EXERCISE INSTRUCTIONS:
Would you write out the listing verbatim and skip every picture in it?
_____
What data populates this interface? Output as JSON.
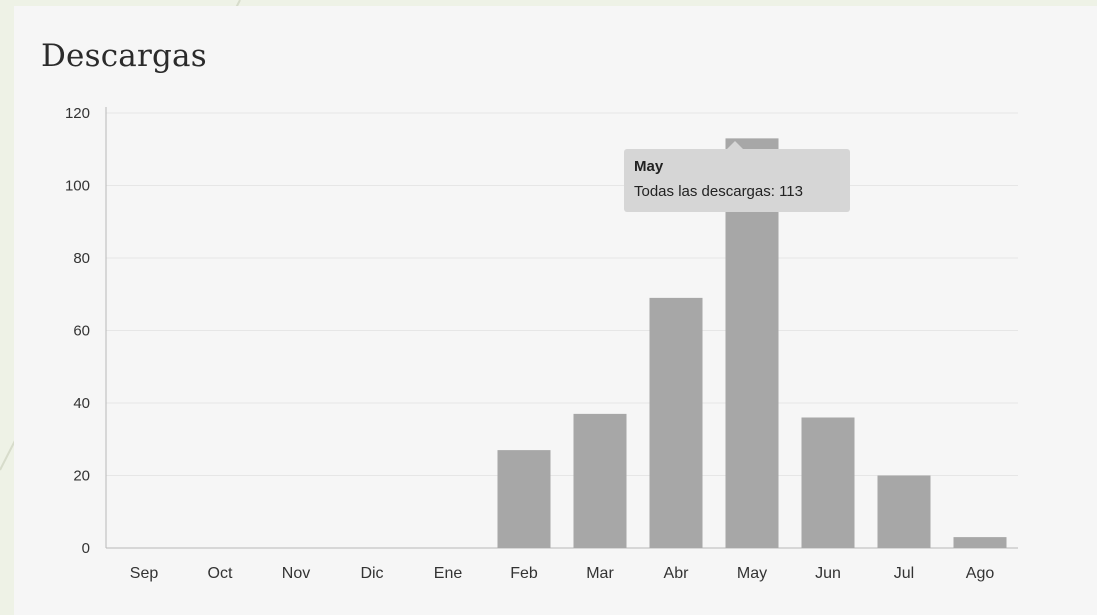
{
  "panel": {
    "title": "Descargas"
  },
  "tooltip": {
    "title": "May",
    "label": "Todas las descargas: 113"
  },
  "colors": {
    "bar": "#a7a7a7",
    "grid": "#e6e6e6",
    "axis": "#b8b8b8",
    "background": "#f6f6f6",
    "tooltip": "#d6d6d6"
  },
  "chart_data": {
    "type": "bar",
    "title": "Descargas",
    "xlabel": "",
    "ylabel": "",
    "categories": [
      "Sep",
      "Oct",
      "Nov",
      "Dic",
      "Ene",
      "Feb",
      "Mar",
      "Abr",
      "May",
      "Jun",
      "Jul",
      "Ago"
    ],
    "series": [
      {
        "values": [
          0,
          0,
          0,
          0,
          0,
          27,
          37,
          69,
          113,
          36,
          20,
          3
        ]
      }
    ],
    "ylim": [
      0,
      120
    ],
    "yticks": [
      0,
      20,
      40,
      60,
      80,
      100,
      120
    ],
    "grid": true,
    "legend": "none"
  }
}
_____
COMPLETE OUTPUT:
What data populates this interface? Output as JSON.
{
  "panel": {
    "title": "Descargas"
  },
  "tooltip": {
    "title": "May",
    "label": "Todas las descargas: 113"
  },
  "colors": {
    "bar": "#a7a7a7",
    "grid": "#e6e6e6",
    "axis": "#b8b8b8",
    "background": "#f6f6f6",
    "tooltip": "#d6d6d6"
  },
  "chart_data": {
    "type": "bar",
    "title": "Descargas",
    "xlabel": "",
    "ylabel": "",
    "categories": [
      "Sep",
      "Oct",
      "Nov",
      "Dic",
      "Ene",
      "Feb",
      "Mar",
      "Abr",
      "May",
      "Jun",
      "Jul",
      "Ago"
    ],
    "series": [
      {
        "values": [
          0,
          0,
          0,
          0,
          0,
          27,
          37,
          69,
          113,
          36,
          20,
          3
        ]
      }
    ],
    "ylim": [
      0,
      120
    ],
    "yticks": [
      0,
      20,
      40,
      60,
      80,
      100,
      120
    ],
    "grid": true,
    "legend": "none"
  }
}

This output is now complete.